=== Data lines ===

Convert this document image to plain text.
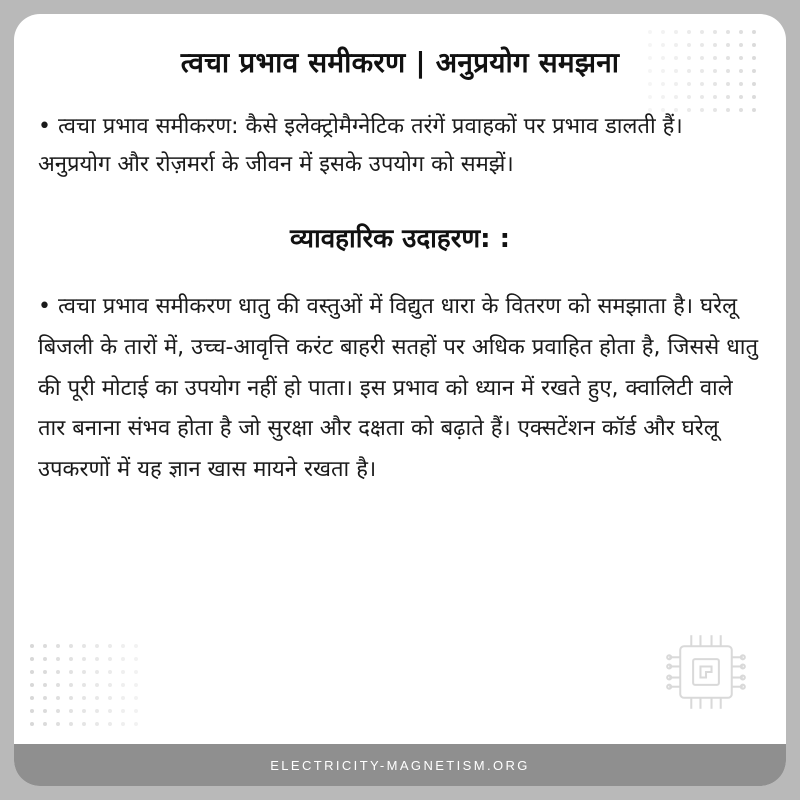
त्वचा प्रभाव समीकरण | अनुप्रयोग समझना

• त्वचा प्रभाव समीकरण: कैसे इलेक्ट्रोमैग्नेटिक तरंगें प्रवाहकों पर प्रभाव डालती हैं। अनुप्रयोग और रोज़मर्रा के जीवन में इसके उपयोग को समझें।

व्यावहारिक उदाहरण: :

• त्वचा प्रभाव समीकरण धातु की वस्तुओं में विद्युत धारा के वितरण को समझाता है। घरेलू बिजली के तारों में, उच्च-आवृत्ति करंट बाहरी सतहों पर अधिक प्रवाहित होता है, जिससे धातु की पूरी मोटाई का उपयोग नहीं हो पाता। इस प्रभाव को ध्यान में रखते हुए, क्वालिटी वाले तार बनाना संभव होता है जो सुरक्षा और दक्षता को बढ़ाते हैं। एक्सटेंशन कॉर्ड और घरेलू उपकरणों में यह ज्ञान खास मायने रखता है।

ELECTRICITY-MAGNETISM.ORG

===

**Task directions**
Repeat all of the records verbatim, leaving out the pictures.

**Written reply**
Convert this document image to plain text.
त्वचा प्रभाव समीकरण | अनुप्रयोग समझना

• त्वचा प्रभाव समीकरण: कैसे इलेक्ट्रोमैग्नेटिक तरंगें प्रवाहकों पर प्रभाव डालती हैं। अनुप्रयोग और रोज़मर्रा के जीवन में इसके उपयोग को समझें।

व्यावहारिक उदाहरण: :

• त्वचा प्रभाव समीकरण धातु की वस्तुओं में विद्युत धारा के वितरण को समझाता है। घरेलू बिजली के तारों में, उच्च-आवृत्ति करंट बाहरी सतहों पर अधिक प्रवाहित होता है, जिससे धातु की पूरी मोटाई का उपयोग नहीं हो पाता। इस प्रभाव को ध्यान में रखते हुए, क्वालिटी वाले तार बनाना संभव होता है जो सुरक्षा और दक्षता को बढ़ाते हैं। एक्सटेंशन कॉर्ड और घरेलू उपकरणों में यह ज्ञान खास मायने रखता है।

ELECTRICITY-MAGNETISM.ORG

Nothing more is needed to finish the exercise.